● **Written problem**: Lift out each line of the data that holds "this".

Saved entries
──────────

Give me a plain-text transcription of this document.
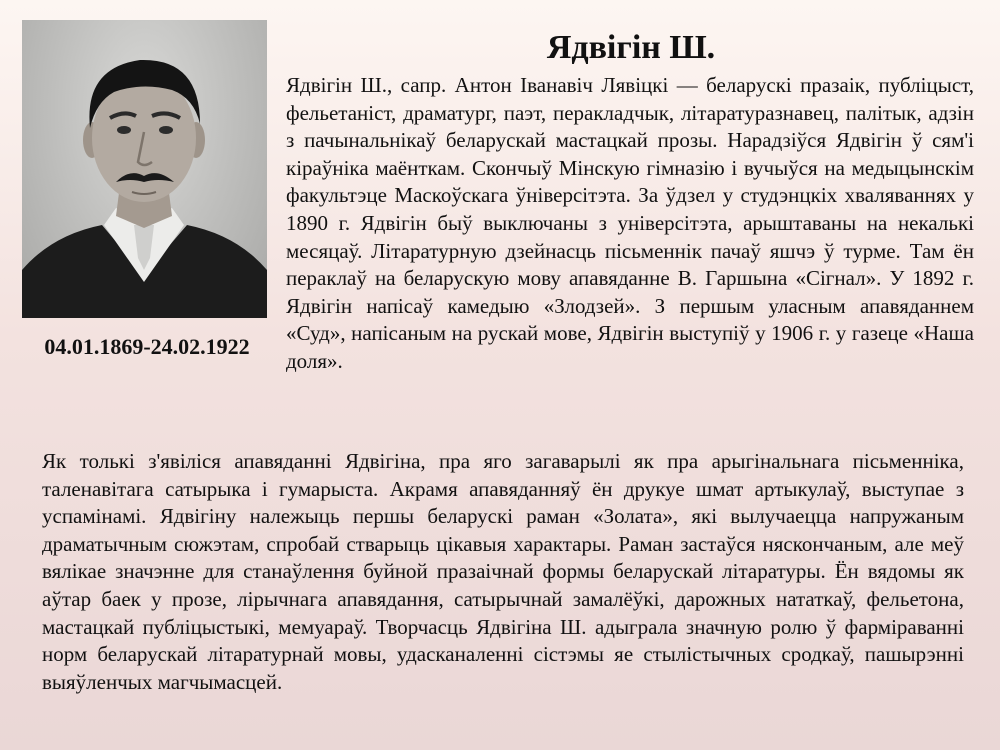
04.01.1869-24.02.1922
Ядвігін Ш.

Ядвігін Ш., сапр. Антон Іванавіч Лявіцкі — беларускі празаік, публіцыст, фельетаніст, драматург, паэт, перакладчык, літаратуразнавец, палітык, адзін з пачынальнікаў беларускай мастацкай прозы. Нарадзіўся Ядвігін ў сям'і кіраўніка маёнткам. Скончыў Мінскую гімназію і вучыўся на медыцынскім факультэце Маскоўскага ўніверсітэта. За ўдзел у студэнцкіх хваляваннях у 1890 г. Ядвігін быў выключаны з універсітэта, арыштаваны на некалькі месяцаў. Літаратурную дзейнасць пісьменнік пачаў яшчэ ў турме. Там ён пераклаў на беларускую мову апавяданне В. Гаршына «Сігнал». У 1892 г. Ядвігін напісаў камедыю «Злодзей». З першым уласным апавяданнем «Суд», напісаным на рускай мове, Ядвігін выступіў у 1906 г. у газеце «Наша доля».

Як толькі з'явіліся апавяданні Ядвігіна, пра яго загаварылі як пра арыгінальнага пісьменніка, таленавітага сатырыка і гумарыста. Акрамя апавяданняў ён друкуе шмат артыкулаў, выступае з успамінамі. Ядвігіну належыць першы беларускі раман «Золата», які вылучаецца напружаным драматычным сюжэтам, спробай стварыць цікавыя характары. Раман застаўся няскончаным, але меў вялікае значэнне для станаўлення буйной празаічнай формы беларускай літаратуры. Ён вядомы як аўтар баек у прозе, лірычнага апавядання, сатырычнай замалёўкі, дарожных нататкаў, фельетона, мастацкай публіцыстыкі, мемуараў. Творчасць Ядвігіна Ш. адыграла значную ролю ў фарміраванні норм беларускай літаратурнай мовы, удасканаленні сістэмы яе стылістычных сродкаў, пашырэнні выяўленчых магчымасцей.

──────────

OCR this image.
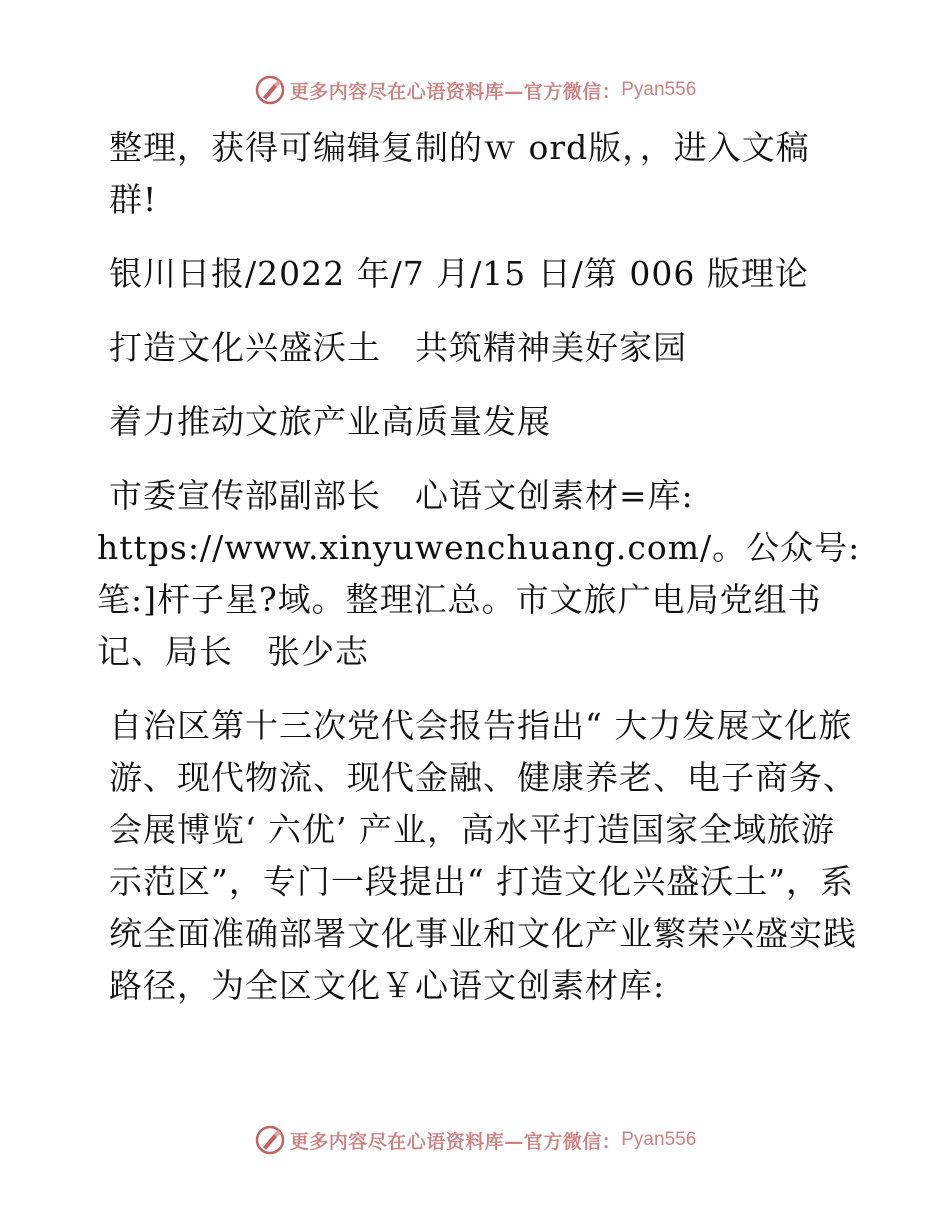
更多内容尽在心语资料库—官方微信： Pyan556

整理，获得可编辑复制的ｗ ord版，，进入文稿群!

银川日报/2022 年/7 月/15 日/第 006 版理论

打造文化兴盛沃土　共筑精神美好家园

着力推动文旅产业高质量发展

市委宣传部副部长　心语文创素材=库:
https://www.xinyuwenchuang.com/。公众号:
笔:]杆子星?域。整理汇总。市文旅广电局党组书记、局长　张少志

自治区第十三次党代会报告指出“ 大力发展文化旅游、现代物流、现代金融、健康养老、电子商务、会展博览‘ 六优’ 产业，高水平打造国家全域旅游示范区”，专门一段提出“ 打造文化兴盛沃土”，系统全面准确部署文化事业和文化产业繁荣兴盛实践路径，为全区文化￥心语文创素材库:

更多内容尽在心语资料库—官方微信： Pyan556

──────────

● **Solution**:
Give me a plain-text transcription of this document.
OCR this image.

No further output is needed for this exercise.